§ Raw data:
= = = =

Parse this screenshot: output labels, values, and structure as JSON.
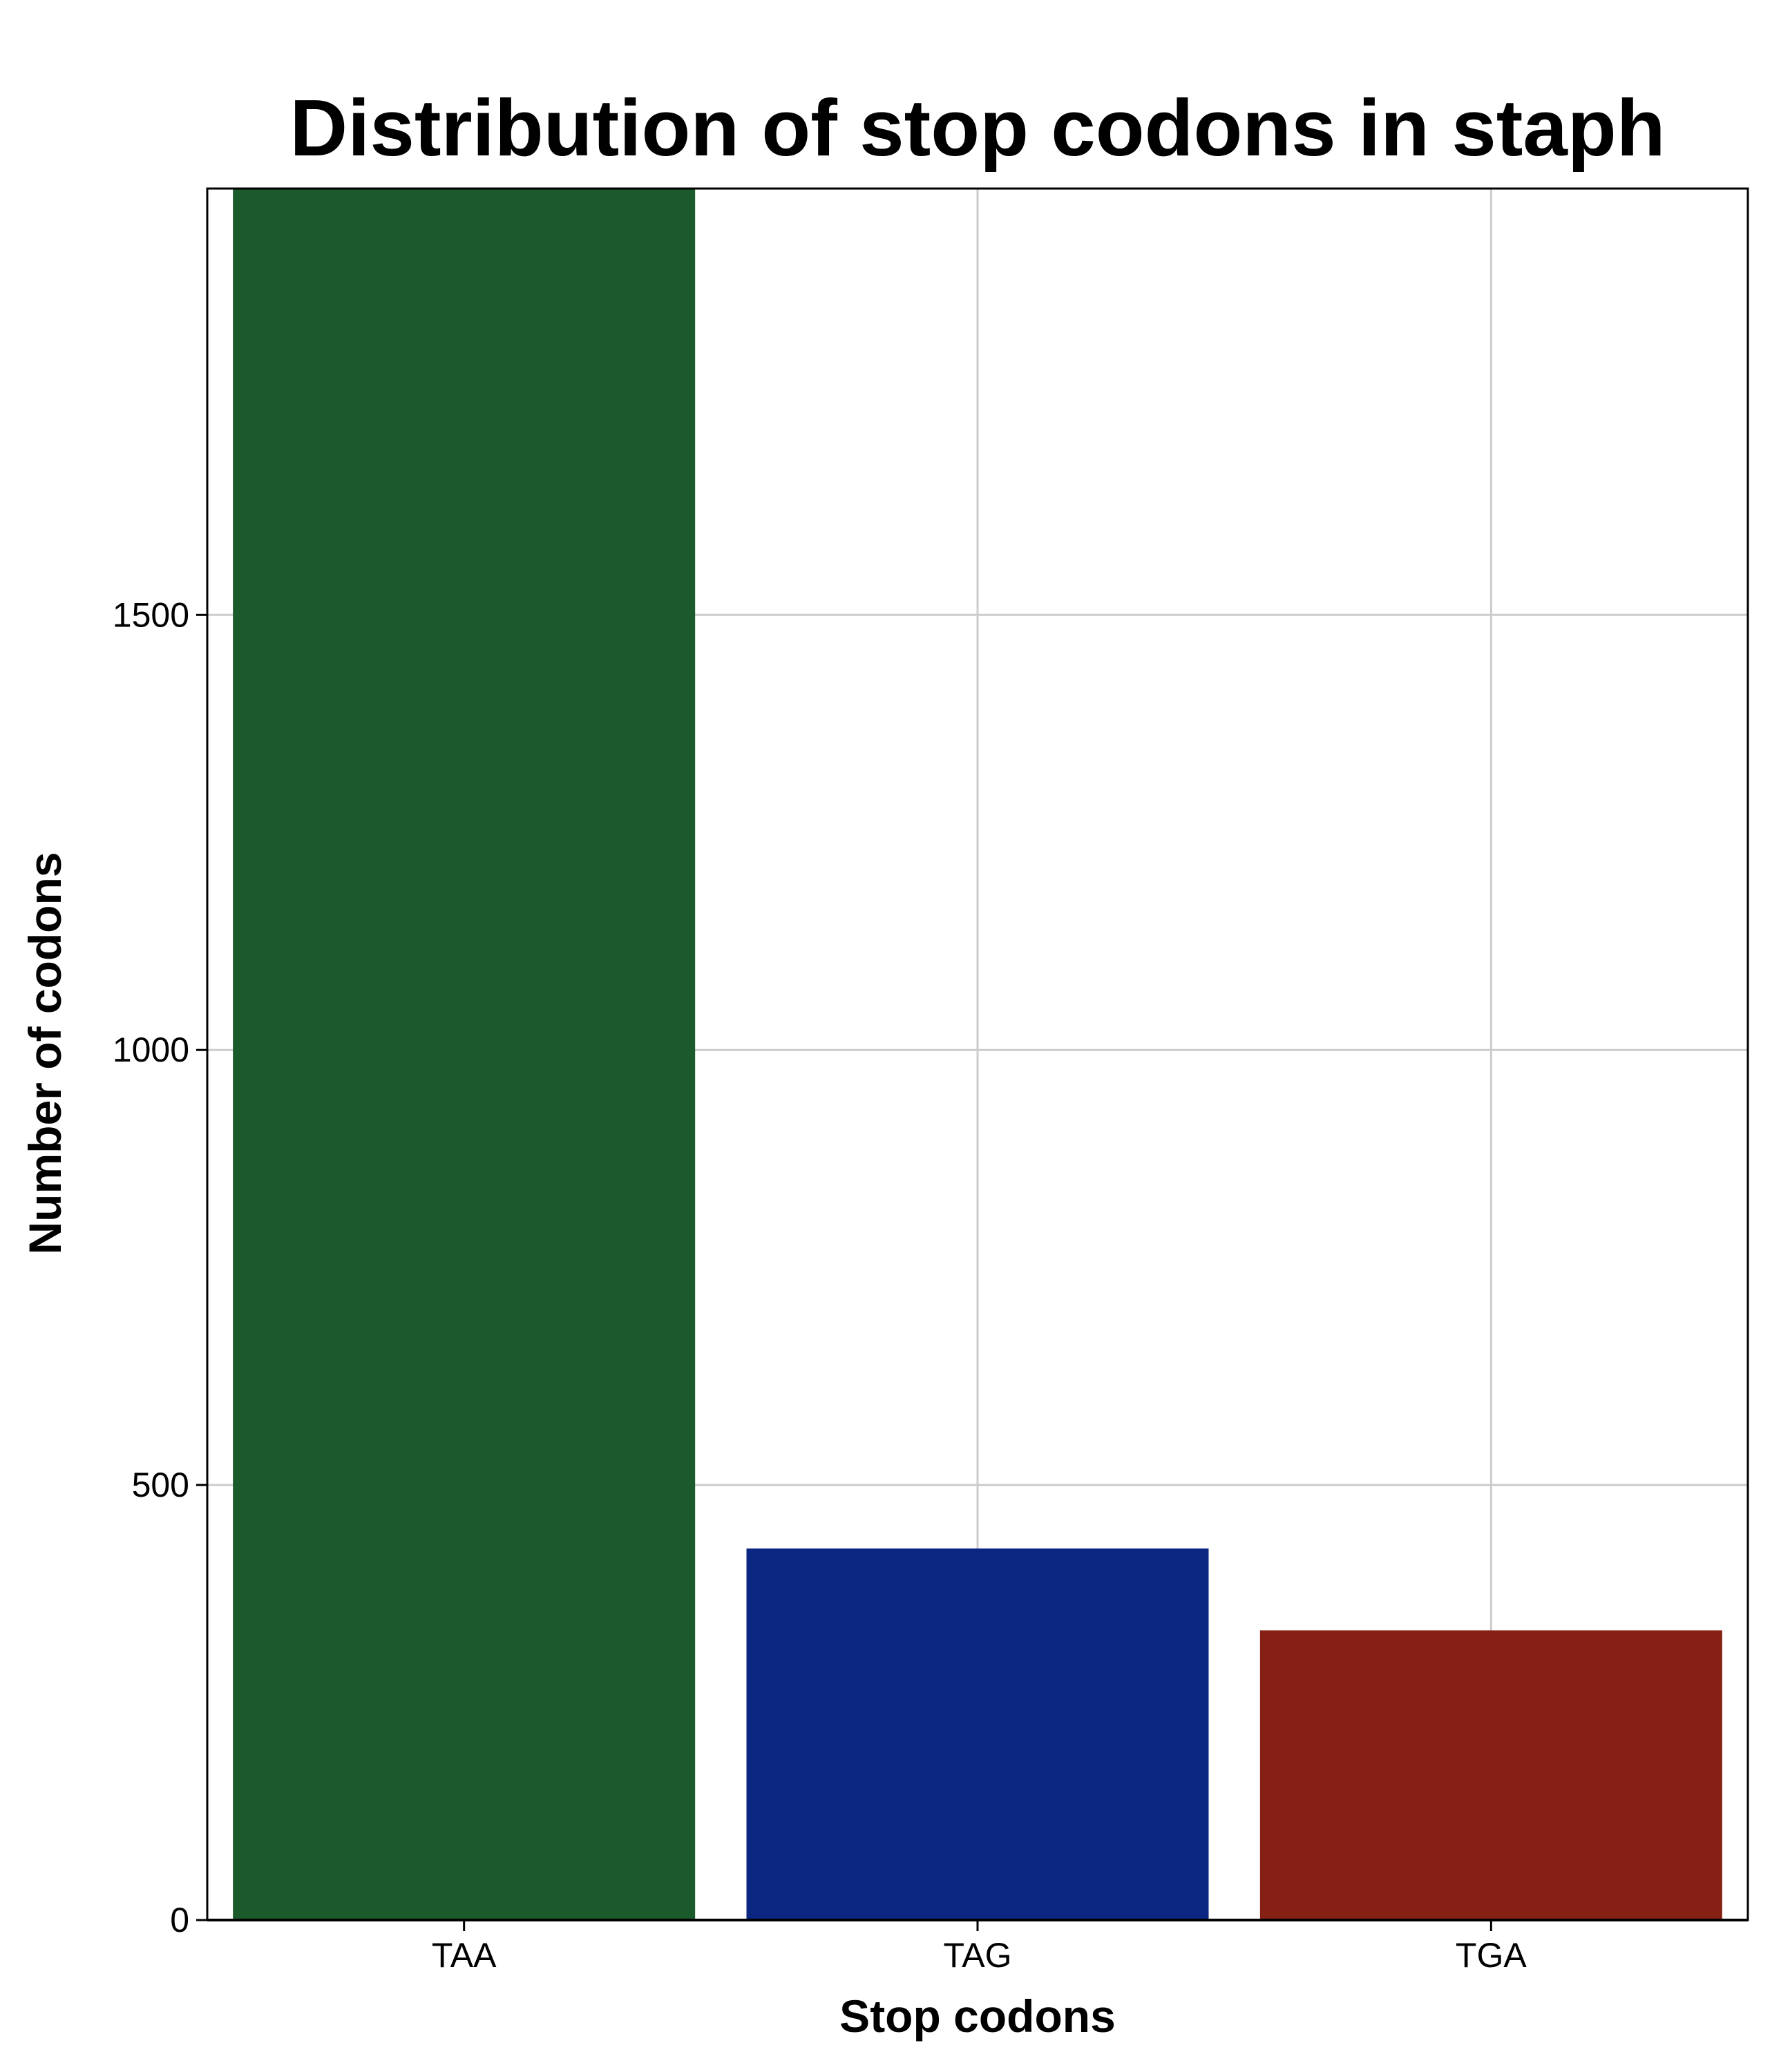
{
  "chart_data": {
    "type": "bar",
    "title": "Distribution of stop codons in staph",
    "xlabel": "Stop codons",
    "ylabel": "Number of codons",
    "categories": [
      "TAA",
      "TAG",
      "TGA"
    ],
    "values": [
      1990,
      427,
      333
    ],
    "colors": [
      "#1b5a2b",
      "#0b2680",
      "#861f14"
    ],
    "ylim": [
      0,
      1990
    ],
    "yticks": [
      0,
      500,
      1000,
      1500
    ],
    "ytick_labels": [
      "0",
      "500",
      "1000",
      "1500"
    ],
    "grid": true,
    "legend": "none"
  }
}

= = = =

§ Goal:
Where a line above contains the word "values", copy that line.

§ Right answer:
Parse this screenshot: output labels, values, and structure as JSON.
    "values": [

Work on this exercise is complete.